Cuando nos queremos dar cuenta estamos en casa de Felisa, pero ella ya no está, es una leyenda del Camino de Santiago, ofrecía “agua, higos y amor”, según reza el sello que se dispensa a quien lo solicita, esto hizo durante años hasta que murió, hace dos. Ahora hay un hombre, debe de ser su nieto, o sobrino o un conocido que ha tomado el relevo. Sellamos la credencial, comemos un higo (seco, en esta época del año) y refrescamos el gaznate con un chorro de agua del botijo, estamos cumpliendo lo que se me antoja como un ritual; paran allí dos chavales que vienen en bici. Sellan, beben, comen y se largan a toda velocidad, temen no conseguir plaza en el albergue: un poco más tarde aprenderán que no por mucho madrugar amanece más temprano.

Nos despedimos de la casa de Felisa y ya está ahí Logroño, enseguida nos estamos haciendo una foto en el viejo puente de piedra sobre el Ebro, el padre Ebro, cuánta vida mueve este río, qué ilusión estar aquí, son tierras a las que debo parte de mi existir.
------------------------------------
→ **INSTRUCCIONES**:
• A. En el texto sobre la casa de Felisa, ¿qué ofrecía Felisa según reza el sello?
• B. Transcriba del texto sobre la casa de Felisa el pasaje que comienza con "Cuando nos queremos" y continúa hasta "amanece más temprano.".

→ **FILAS EXTRAÍDAS**:
------------------------------------
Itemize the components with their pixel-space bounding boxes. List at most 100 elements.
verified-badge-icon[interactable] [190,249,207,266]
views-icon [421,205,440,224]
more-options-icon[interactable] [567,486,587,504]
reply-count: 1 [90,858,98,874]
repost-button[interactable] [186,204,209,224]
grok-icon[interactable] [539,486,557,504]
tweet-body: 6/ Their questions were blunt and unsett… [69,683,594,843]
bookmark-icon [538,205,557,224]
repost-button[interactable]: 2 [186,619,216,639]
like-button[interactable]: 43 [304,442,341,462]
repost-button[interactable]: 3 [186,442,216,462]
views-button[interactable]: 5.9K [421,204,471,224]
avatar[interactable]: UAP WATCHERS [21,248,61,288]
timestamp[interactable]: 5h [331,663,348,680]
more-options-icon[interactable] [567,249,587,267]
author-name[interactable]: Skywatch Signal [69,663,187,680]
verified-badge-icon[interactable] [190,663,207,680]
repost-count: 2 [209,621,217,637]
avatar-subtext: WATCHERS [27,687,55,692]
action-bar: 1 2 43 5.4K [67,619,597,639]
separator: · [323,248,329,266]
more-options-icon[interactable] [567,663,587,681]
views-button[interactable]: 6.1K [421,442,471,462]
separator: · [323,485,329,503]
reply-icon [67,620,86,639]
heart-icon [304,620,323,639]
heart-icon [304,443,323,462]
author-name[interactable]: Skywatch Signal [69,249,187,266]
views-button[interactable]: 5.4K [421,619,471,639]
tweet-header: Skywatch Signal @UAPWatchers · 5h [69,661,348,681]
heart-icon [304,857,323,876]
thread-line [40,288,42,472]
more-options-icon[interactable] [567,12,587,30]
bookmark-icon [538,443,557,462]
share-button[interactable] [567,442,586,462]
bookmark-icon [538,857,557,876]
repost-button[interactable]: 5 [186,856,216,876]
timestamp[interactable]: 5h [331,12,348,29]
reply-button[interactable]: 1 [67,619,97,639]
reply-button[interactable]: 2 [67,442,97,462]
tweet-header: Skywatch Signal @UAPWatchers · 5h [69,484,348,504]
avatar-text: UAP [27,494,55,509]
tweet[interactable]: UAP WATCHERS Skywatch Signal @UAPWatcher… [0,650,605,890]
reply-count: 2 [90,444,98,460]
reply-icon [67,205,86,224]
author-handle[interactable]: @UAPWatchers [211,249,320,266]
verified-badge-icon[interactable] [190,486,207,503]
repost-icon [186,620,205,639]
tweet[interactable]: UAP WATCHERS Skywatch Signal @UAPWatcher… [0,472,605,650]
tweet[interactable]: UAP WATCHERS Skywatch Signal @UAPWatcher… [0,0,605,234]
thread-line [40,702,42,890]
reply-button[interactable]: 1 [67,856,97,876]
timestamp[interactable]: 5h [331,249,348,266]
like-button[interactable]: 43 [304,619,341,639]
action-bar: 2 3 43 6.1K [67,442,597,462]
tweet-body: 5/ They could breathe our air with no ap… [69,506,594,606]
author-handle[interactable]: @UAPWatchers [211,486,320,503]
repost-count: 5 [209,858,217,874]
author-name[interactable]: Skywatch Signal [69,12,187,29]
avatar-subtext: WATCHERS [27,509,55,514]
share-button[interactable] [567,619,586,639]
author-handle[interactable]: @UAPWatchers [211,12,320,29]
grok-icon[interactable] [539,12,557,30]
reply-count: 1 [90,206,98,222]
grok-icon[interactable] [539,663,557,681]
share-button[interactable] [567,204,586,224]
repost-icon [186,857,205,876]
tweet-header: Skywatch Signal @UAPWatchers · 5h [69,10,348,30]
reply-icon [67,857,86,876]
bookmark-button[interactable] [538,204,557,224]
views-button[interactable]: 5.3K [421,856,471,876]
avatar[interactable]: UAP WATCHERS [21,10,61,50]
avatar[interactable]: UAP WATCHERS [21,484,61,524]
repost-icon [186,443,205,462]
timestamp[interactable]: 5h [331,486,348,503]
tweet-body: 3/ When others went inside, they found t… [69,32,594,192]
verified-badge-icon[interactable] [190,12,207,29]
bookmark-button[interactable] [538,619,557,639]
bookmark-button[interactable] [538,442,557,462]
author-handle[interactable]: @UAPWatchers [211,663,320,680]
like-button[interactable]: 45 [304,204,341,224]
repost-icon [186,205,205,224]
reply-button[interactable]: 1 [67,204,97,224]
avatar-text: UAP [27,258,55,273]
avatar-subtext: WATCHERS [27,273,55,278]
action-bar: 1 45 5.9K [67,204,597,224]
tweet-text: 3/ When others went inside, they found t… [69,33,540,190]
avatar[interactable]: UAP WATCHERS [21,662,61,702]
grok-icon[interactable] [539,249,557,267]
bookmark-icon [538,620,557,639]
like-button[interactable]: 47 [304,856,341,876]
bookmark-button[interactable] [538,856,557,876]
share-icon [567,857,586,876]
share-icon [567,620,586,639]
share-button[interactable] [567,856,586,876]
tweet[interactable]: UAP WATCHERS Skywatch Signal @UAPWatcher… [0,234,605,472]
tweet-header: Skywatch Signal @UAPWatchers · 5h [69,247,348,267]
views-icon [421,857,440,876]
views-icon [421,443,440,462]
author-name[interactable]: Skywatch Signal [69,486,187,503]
------------------------------------
→ **LISTA DE SOLUCIONES**:
• A. Agua, higos y amor.

• B.
Cuando nos queremos dar cuenta estamos en casa de Felisa, pero ella ya no está, es una leyenda del Camino de Santiago, ofrecía “agua, higos y amor”, según reza el sello que se dispensa a quien lo solicita, esto hizo durante años hasta que murió, hace dos. Ahora hay un hombre, debe de ser su nieto, o sobrino o un conocido que ha tomado el relevo. Sellamos la credencial, comemos un higo (seco, en esta época del año) y refrescamos el gaznate con un chorro de agua del botijo, estamos cumpliendo lo que se me antoja como un ritual; paran allí dos chavales que vienen en bici. Sellan, beben, comen y se largan a toda velocidad, temen no conseguir plaza en el albergue: un poco más tarde aprenderán que no por mucho madrugar amanece más temprano.